--- START OF Entries shown ---

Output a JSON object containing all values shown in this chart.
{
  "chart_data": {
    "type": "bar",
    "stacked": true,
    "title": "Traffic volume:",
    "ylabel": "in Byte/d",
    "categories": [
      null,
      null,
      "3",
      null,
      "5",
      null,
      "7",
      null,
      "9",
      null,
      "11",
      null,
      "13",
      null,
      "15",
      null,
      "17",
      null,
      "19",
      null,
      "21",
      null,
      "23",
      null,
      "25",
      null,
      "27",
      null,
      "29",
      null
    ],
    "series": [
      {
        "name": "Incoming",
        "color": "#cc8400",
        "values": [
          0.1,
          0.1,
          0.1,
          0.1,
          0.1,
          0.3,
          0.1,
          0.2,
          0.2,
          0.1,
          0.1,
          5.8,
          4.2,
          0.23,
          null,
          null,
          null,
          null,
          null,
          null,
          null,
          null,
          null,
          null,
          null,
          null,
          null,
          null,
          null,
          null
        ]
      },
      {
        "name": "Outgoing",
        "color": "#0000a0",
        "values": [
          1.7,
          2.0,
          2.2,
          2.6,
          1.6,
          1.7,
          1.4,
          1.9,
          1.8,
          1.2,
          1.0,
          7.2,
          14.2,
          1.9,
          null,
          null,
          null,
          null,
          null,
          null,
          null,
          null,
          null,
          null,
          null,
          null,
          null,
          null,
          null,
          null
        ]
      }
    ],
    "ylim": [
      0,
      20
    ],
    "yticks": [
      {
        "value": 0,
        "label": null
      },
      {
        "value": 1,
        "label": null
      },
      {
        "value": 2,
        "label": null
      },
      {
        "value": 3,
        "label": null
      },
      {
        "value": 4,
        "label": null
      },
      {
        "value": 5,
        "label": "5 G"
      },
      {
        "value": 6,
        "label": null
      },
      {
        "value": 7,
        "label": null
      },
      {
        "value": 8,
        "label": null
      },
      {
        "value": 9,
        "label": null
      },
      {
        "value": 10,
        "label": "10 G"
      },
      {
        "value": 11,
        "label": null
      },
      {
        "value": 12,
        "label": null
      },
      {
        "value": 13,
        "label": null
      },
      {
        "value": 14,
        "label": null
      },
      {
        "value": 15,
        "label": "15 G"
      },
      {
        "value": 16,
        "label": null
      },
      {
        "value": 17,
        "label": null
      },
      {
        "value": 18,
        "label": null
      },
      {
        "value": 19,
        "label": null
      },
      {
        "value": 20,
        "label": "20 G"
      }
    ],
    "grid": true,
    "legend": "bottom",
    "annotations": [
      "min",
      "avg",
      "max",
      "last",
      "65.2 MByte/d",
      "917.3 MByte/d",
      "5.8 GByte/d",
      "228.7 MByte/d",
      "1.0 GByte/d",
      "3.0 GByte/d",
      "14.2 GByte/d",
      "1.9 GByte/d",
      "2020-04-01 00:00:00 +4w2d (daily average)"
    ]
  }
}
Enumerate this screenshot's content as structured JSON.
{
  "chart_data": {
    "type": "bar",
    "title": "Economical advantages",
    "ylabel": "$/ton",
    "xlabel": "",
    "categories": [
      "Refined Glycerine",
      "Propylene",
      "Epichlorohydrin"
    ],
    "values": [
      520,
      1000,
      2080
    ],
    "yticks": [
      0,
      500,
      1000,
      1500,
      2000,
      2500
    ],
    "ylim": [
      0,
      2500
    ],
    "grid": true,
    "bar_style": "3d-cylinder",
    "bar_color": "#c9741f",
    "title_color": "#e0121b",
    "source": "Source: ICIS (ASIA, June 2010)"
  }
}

--- END OF Entries shown ---

■ Task prompt:
Retype the listing above in full, with no alterations.

■ Solved problem:
Output a JSON object containing all values shown in this chart.
{
  "chart_data": {
    "type": "bar",
    "stacked": true,
    "title": "Traffic volume:",
    "ylabel": "in Byte/d",
    "categories": [
      null,
      null,
      "3",
      null,
      "5",
      null,
      "7",
      null,
      "9",
      null,
      "11",
      null,
      "13",
      null,
      "15",
      null,
      "17",
      null,
      "19",
      null,
      "21",
      null,
      "23",
      null,
      "25",
      null,
      "27",
      null,
      "29",
      null
    ],
    "series": [
      {
        "name": "Incoming",
        "color": "#cc8400",
        "values": [
          0.1,
          0.1,
          0.1,
          0.1,
          0.1,
          0.3,
          0.1,
          0.2,
          0.2,
          0.1,
          0.1,
          5.8,
          4.2,
          0.23,
          null,
          null,
          null,
          null,
          null,
          null,
          null,
          null,
          null,
          null,
          null,
          null,
          null,
          null,
          null,
          null
        ]
      },
      {
        "name": "Outgoing",
        "color": "#0000a0",
        "values": [
          1.7,
          2.0,
          2.2,
          2.6,
          1.6,
          1.7,
          1.4,
          1.9,
          1.8,
          1.2,
          1.0,
          7.2,
          14.2,
          1.9,
          null,
          null,
          null,
          null,
          null,
          null,
          null,
          null,
          null,
          null,
          null,
          null,
          null,
          null,
          null,
          null
        ]
      }
    ],
    "ylim": [
      0,
      20
    ],
    "yticks": [
      {
        "value": 0,
        "label": null
      },
      {
        "value": 1,
        "label": null
      },
      {
        "value": 2,
        "label": null
      },
      {
        "value": 3,
        "label": null
      },
      {
        "value": 4,
        "label": null
      },
      {
        "value": 5,
        "label": "5 G"
      },
      {
        "value": 6,
        "label": null
      },
      {
        "value": 7,
        "label": null
      },
      {
        "value": 8,
        "label": null
      },
      {
        "value": 9,
        "label": null
      },
      {
        "value": 10,
        "label": "10 G"
      },
      {
        "value": 11,
        "label": null
      },
      {
        "value": 12,
        "label": null
      },
      {
        "value": 13,
        "label": null
      },
      {
        "value": 14,
        "label": null
      },
      {
        "value": 15,
        "label": "15 G"
      },
      {
        "value": 16,
        "label": null
      },
      {
        "value": 17,
        "label": null
      },
      {
        "value": 18,
        "label": null
      },
      {
        "value": 19,
        "label": null
      },
      {
        "value": 20,
        "label": "20 G"
      }
    ],
    "grid": true,
    "legend": "bottom",
    "annotations": [
      "min",
      "avg",
      "max",
      "last",
      "65.2 MByte/d",
      "917.3 MByte/d",
      "5.8 GByte/d",
      "228.7 MByte/d",
      "1.0 GByte/d",
      "3.0 GByte/d",
      "14.2 GByte/d",
      "1.9 GByte/d",
      "2020-04-01 00:00:00 +4w2d (daily average)"
    ]
  }
}
Enumerate this screenshot's content as structured JSON.
{
  "chart_data": {
    "type": "bar",
    "title": "Economical advantages",
    "ylabel": "$/ton",
    "xlabel": "",
    "categories": [
      "Refined Glycerine",
      "Propylene",
      "Epichlorohydrin"
    ],
    "values": [
      520,
      1000,
      2080
    ],
    "yticks": [
      0,
      500,
      1000,
      1500,
      2000,
      2500
    ],
    "ylim": [
      0,
      2500
    ],
    "grid": true,
    "bar_style": "3d-cylinder",
    "bar_color": "#c9741f",
    "title_color": "#e0121b",
    "source": "Source: ICIS (ASIA, June 2010)"
  }
}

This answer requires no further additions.